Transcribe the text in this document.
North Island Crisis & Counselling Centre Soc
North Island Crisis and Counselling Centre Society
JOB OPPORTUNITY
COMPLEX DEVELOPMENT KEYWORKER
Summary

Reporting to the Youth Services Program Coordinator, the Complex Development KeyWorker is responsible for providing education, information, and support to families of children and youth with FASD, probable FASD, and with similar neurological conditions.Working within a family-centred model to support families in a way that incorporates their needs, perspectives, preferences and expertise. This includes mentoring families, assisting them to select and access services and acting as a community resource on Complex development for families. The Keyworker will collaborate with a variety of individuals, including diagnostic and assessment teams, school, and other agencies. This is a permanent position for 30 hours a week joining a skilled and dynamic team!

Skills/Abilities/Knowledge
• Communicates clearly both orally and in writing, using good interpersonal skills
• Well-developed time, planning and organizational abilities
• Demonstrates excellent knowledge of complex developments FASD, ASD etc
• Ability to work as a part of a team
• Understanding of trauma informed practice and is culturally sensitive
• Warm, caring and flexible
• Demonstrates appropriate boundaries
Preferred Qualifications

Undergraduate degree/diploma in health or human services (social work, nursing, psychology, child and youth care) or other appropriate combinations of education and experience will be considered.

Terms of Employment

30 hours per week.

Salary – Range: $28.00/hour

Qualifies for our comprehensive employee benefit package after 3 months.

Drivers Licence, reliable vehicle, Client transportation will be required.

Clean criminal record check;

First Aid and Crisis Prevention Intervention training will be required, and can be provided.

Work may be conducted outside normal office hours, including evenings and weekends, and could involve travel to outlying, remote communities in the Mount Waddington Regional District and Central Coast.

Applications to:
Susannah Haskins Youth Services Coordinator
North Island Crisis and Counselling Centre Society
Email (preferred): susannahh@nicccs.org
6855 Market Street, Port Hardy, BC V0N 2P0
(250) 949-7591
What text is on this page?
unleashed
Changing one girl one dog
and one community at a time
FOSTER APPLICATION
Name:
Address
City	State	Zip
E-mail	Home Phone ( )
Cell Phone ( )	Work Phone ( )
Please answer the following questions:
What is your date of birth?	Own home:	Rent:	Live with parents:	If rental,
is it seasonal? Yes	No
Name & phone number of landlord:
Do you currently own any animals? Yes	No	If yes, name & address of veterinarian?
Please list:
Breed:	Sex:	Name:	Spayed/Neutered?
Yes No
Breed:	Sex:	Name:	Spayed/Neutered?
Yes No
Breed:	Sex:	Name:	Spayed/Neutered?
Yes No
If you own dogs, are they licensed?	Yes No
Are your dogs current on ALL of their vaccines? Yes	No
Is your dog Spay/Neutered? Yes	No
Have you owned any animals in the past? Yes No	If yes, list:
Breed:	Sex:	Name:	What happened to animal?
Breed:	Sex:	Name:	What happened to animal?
········
PROMPT
Review the material and copy each line in which the word "Crisis" appears.

TASK RESULT
North Island Crisis & Counselling Centre Soc
North Island Crisis and Counselling Centre Society
First Aid and Crisis Prevention Intervention training will be required, and can be provided.
North Island Crisis and Counselling Centre Society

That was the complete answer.